* Challenge
For the data below, work out how many lines include the string "this" and report only the number.

[Figure collection entries]
● ● ● ●

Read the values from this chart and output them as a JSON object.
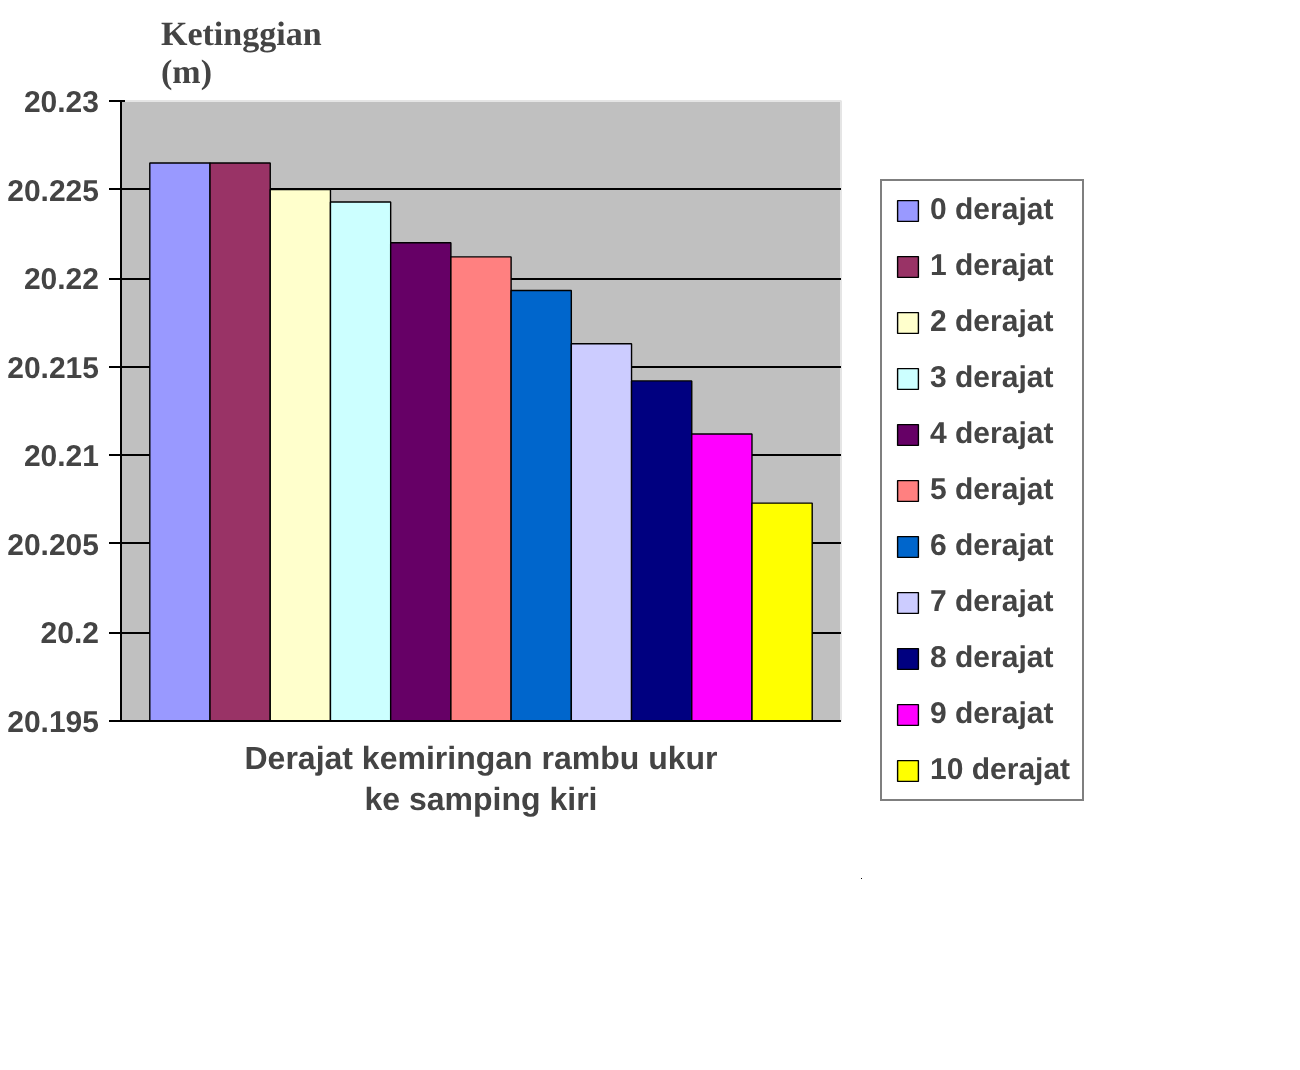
{
  "chart_data": {
    "type": "bar",
    "title": "Ketinggian\n(m)",
    "xlabel": "Derajat kemiringan rambu ukur\nke samping kiri",
    "categories": [
      null
    ],
    "series": [
      {
        "name": "0 derajat",
        "color": "#9999ff",
        "values": [
          20.2265
        ]
      },
      {
        "name": "1 derajat",
        "color": "#993366",
        "values": [
          20.2265
        ]
      },
      {
        "name": "2 derajat",
        "color": "#ffffcc",
        "values": [
          20.225
        ]
      },
      {
        "name": "3 derajat",
        "color": "#ccffff",
        "values": [
          20.2243
        ]
      },
      {
        "name": "4 derajat",
        "color": "#660066",
        "values": [
          20.222
        ]
      },
      {
        "name": "5 derajat",
        "color": "#ff8080",
        "values": [
          20.2212
        ]
      },
      {
        "name": "6 derajat",
        "color": "#0066cc",
        "values": [
          20.2193
        ]
      },
      {
        "name": "7 derajat",
        "color": "#ccccff",
        "values": [
          20.2163
        ]
      },
      {
        "name": "8 derajat",
        "color": "#000080",
        "values": [
          20.2142
        ]
      },
      {
        "name": "9 derajat",
        "color": "#ff00ff",
        "values": [
          20.2112
        ]
      },
      {
        "name": "10 derajat",
        "color": "#ffff00",
        "values": [
          20.2073
        ]
      }
    ],
    "ylim": [
      20.195,
      20.23
    ],
    "yticks": [
      {
        "value": 20.195,
        "label": "20.195"
      },
      {
        "value": 20.2,
        "label": "20.2"
      },
      {
        "value": 20.205,
        "label": "20.205"
      },
      {
        "value": 20.21,
        "label": "20.21"
      },
      {
        "value": 20.215,
        "label": "20.215"
      },
      {
        "value": 20.22,
        "label": "20.22"
      },
      {
        "value": 20.225,
        "label": "20.225"
      },
      {
        "value": 20.23,
        "label": "20.23"
      }
    ],
    "grid": "y",
    "legend": "right"
  }
}
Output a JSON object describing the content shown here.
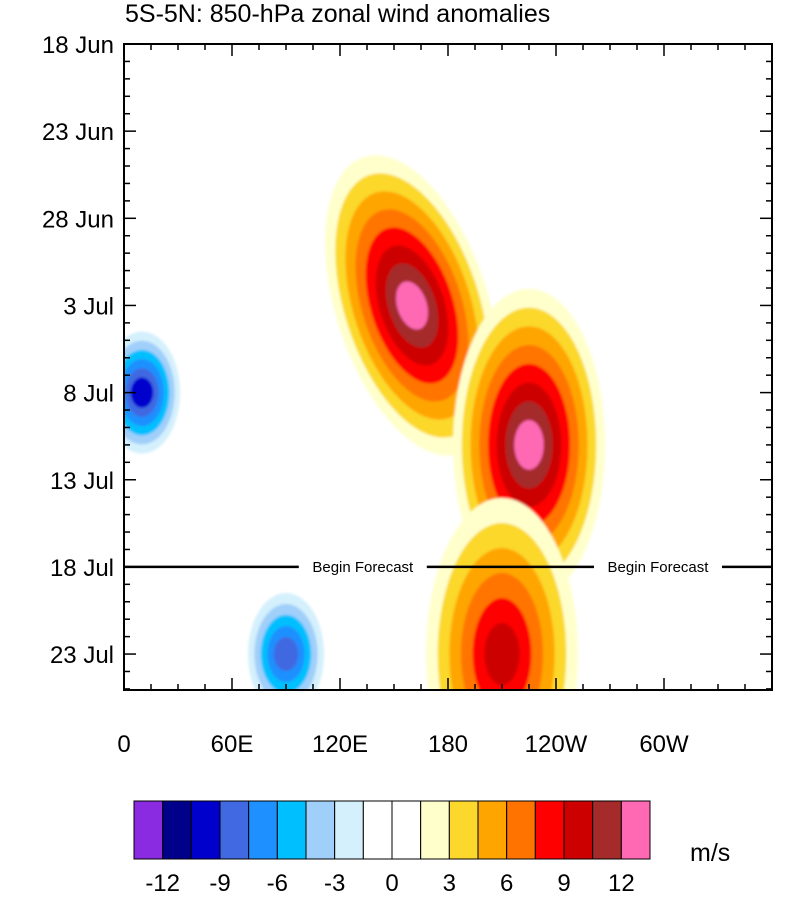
{
  "chart_data": {
    "type": "heatmap",
    "title": "5S-5N: 850-hPa zonal wind anomalies",
    "x_ticks": [
      "0",
      "60E",
      "120E",
      "180",
      "120W",
      "60W"
    ],
    "x_tick_degrees": [
      0,
      60,
      120,
      180,
      240,
      300
    ],
    "x_range_degrees": [
      0,
      360
    ],
    "y_ticks": [
      "18 Jun",
      "23 Jun",
      "28 Jun",
      "3 Jul",
      "8 Jul",
      "13 Jul",
      "18 Jul",
      "23 Jul"
    ],
    "y_tick_day_index": [
      0,
      5,
      10,
      15,
      20,
      25,
      30,
      35
    ],
    "y_range": [
      "18 Jun",
      "24 Jul"
    ],
    "forecast_line": {
      "date": "18 Jul",
      "label": "Begin Forecast",
      "label_longitudes": [
        106,
        270
      ]
    },
    "colorbar": {
      "levels": [
        -12,
        -9,
        -6,
        -3,
        0,
        3,
        6,
        9,
        12
      ],
      "level_labels": [
        "-12",
        "-9",
        "-6",
        "-3",
        "0",
        "3",
        "6",
        "9",
        "12"
      ],
      "colors": [
        "#8a2be2",
        "#00008b",
        "#0000cd",
        "#4169e1",
        "#1e90ff",
        "#00bfff",
        "#a0cffa",
        "#d4f0fc",
        "#ffffff",
        "#ffffff",
        "#ffffcc",
        "#fbd82b",
        "#ffa500",
        "#ff7400",
        "#ff0000",
        "#cd0000",
        "#a52a2a",
        "#ff69b4"
      ],
      "units": "m/s"
    },
    "features": [
      {
        "sign": "positive",
        "lon": 160,
        "date_index": 15,
        "peak": 13,
        "description_level": "max"
      },
      {
        "sign": "positive",
        "lon": 225,
        "date_index": 23,
        "peak": 13
      },
      {
        "sign": "positive",
        "lon": 210,
        "date_index": 35,
        "peak": 10
      },
      {
        "sign": "negative",
        "lon": 10,
        "date_index": 20,
        "peak": -9
      },
      {
        "sign": "negative",
        "lon": 90,
        "date_index": 35,
        "peak": -8
      }
    ]
  }
}
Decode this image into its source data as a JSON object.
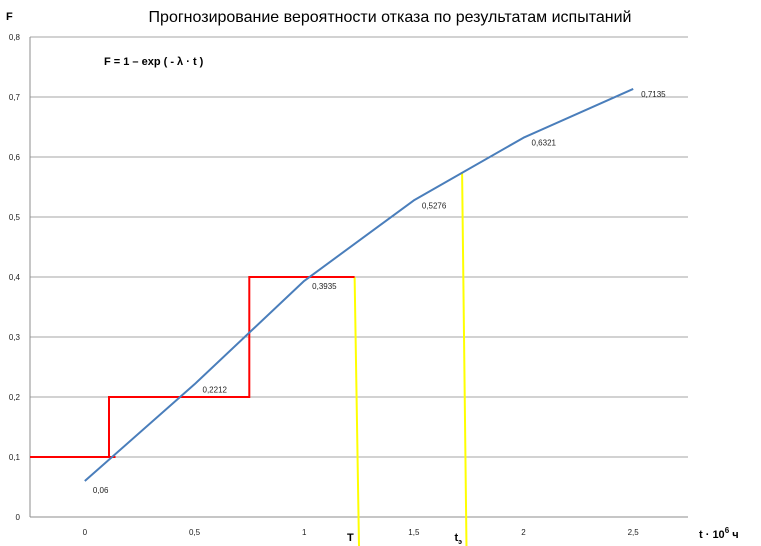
{
  "chart_data": {
    "type": "line",
    "title": "Прогнозирование вероятности отказа по результатам испытаний",
    "formula": "F = 1 – exp ( - λ · t )",
    "ylabel": "F",
    "xlabel": "t · 10",
    "xlabel_sup": "6",
    "xlabel_unit": " ч",
    "xlim": [
      -0.25,
      2.75
    ],
    "ylim": [
      0,
      0.8
    ],
    "grid": true,
    "x_ticks": [
      0,
      0.5,
      1,
      1.5,
      2,
      2.5
    ],
    "x_tick_labels": [
      "0",
      "0,5",
      "1",
      "1,5",
      "2",
      "2,5"
    ],
    "y_ticks": [
      0,
      0.1,
      0.2,
      0.3,
      0.4,
      0.5,
      0.6,
      0.7,
      0.8
    ],
    "y_tick_labels": [
      "0",
      "0,1",
      "0,2",
      "0,3",
      "0,4",
      "0,5",
      "0,6",
      "0,7",
      "0,8"
    ],
    "series": [
      {
        "color": "#4a7ebb",
        "x": [
          0,
          0.5,
          1,
          1.5,
          2,
          2.5
        ],
        "values": [
          0.06,
          0.2212,
          0.3935,
          0.5276,
          0.6321,
          0.7135
        ],
        "labels": [
          "0,06",
          "0,2212",
          "0,3935",
          "0,5276",
          "0,6321",
          "0,7135"
        ]
      }
    ],
    "step_line": {
      "color": "#ff0000",
      "points": [
        [
          -0.25,
          0.1
        ],
        [
          0.14,
          0.1
        ],
        [
          0.11,
          0.1
        ],
        [
          0.11,
          0.2
        ],
        [
          0.75,
          0.2
        ],
        [
          0.75,
          0.4
        ],
        [
          1.23,
          0.4
        ]
      ]
    },
    "vertical_markers": [
      {
        "label": "T",
        "sub": "",
        "color": "#ffff00",
        "x_top": 1.23,
        "x_bottom": 1.25,
        "y_top": 0.4
      },
      {
        "label": "t",
        "sub": "э",
        "color": "#ffff00",
        "x_top": 1.72,
        "x_bottom": 1.74,
        "y_top": 0.575
      }
    ]
  }
}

● ● ● ●

* Finished exercise
2